** Short problem **
Write out the full listing exactly as given, minus the images.
====
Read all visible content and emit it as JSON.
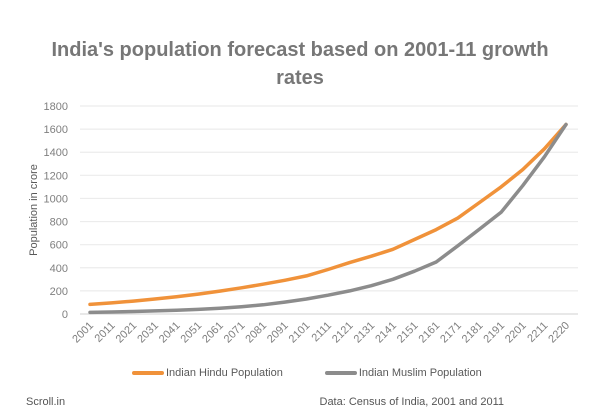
{
  "chart_data": {
    "type": "line",
    "title": "India's population forecast based on 2001-11 growth rates",
    "xlabel": "",
    "ylabel": "Population in crore",
    "ylim": [
      0,
      1800
    ],
    "yticks": [
      0,
      200,
      400,
      600,
      800,
      1000,
      1200,
      1400,
      1600,
      1800
    ],
    "grid": true,
    "legend_position": "bottom",
    "categories": [
      "2001",
      "2011",
      "2021",
      "2031",
      "2041",
      "2051",
      "2061",
      "2071",
      "2081",
      "2091",
      "2101",
      "2111",
      "2121",
      "2131",
      "2141",
      "2151",
      "2161",
      "2171",
      "2181",
      "2191",
      "2201",
      "2211",
      "2220"
    ],
    "series": [
      {
        "name": "Indian Hindu Population",
        "color": "#F0923A",
        "values": [
          83,
          96,
          112,
          130,
          150,
          172,
          198,
          227,
          258,
          292,
          330,
          385,
          445,
          500,
          560,
          645,
          730,
          830,
          965,
          1100,
          1250,
          1430,
          1640
        ]
      },
      {
        "name": "Indian Muslim Population",
        "color": "#8C8C8C",
        "values": [
          14,
          17,
          22,
          27,
          33,
          40,
          50,
          63,
          80,
          103,
          130,
          163,
          200,
          245,
          300,
          370,
          450,
          590,
          735,
          880,
          1110,
          1360,
          1640
        ]
      }
    ]
  },
  "footer": {
    "source_left": "Scroll.in",
    "source_right": "Data: Census of India, 2001 and 2011"
  }
}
====
** Task answer **
Read all visible content and emit it as JSON.
{
  "chart_data": {
    "type": "line",
    "title": "India's population forecast based on 2001-11 growth rates",
    "xlabel": "",
    "ylabel": "Population in crore",
    "ylim": [
      0,
      1800
    ],
    "yticks": [
      0,
      200,
      400,
      600,
      800,
      1000,
      1200,
      1400,
      1600,
      1800
    ],
    "grid": true,
    "legend_position": "bottom",
    "categories": [
      "2001",
      "2011",
      "2021",
      "2031",
      "2041",
      "2051",
      "2061",
      "2071",
      "2081",
      "2091",
      "2101",
      "2111",
      "2121",
      "2131",
      "2141",
      "2151",
      "2161",
      "2171",
      "2181",
      "2191",
      "2201",
      "2211",
      "2220"
    ],
    "series": [
      {
        "name": "Indian Hindu Population",
        "color": "#F0923A",
        "values": [
          83,
          96,
          112,
          130,
          150,
          172,
          198,
          227,
          258,
          292,
          330,
          385,
          445,
          500,
          560,
          645,
          730,
          830,
          965,
          1100,
          1250,
          1430,
          1640
        ]
      },
      {
        "name": "Indian Muslim Population",
        "color": "#8C8C8C",
        "values": [
          14,
          17,
          22,
          27,
          33,
          40,
          50,
          63,
          80,
          103,
          130,
          163,
          200,
          245,
          300,
          370,
          450,
          590,
          735,
          880,
          1110,
          1360,
          1640
        ]
      }
    ]
  },
  "footer": {
    "source_left": "Scroll.in",
    "source_right": "Data: Census of India, 2001 and 2011"
  }
}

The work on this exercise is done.